Material —

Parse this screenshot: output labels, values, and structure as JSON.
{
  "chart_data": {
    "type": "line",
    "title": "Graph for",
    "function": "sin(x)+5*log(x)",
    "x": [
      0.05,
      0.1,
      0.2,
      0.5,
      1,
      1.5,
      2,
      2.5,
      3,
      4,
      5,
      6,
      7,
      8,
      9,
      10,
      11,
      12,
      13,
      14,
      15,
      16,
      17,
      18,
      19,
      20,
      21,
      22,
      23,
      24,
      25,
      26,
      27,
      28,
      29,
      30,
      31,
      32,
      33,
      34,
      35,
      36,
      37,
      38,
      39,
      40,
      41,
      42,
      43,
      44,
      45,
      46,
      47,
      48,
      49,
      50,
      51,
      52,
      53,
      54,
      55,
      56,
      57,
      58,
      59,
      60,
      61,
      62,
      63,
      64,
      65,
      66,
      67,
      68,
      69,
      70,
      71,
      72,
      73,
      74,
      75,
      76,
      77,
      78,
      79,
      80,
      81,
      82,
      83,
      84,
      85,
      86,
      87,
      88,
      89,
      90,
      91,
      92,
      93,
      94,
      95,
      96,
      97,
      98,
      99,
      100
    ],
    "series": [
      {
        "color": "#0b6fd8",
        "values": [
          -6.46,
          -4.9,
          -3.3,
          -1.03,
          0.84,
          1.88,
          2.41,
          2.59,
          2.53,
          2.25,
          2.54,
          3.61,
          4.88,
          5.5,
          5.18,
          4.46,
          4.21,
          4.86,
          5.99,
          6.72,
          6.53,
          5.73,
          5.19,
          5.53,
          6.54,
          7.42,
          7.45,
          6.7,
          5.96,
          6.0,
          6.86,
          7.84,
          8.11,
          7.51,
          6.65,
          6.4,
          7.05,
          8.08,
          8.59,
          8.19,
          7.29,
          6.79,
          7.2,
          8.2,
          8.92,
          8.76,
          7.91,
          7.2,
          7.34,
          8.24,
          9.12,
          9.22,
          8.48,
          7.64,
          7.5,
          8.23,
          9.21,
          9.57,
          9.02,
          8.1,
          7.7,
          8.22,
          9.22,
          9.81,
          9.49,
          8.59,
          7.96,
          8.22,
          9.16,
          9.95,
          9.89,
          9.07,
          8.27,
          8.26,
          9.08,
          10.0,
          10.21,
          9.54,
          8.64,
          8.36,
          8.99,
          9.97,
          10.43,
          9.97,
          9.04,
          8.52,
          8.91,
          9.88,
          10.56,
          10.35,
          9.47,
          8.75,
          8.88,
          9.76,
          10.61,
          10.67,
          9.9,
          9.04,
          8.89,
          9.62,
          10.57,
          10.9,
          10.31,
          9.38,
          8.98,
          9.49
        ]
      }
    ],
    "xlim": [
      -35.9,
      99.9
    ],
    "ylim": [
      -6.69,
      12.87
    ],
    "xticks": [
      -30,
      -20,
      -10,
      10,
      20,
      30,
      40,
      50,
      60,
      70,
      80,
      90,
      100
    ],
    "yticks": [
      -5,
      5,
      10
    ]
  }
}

Instructions for the task — Pick out every line with the string "values" and copy it.

Written solution —
Parse this screenshot: output labels, values, and structure as JSON.
        "values": [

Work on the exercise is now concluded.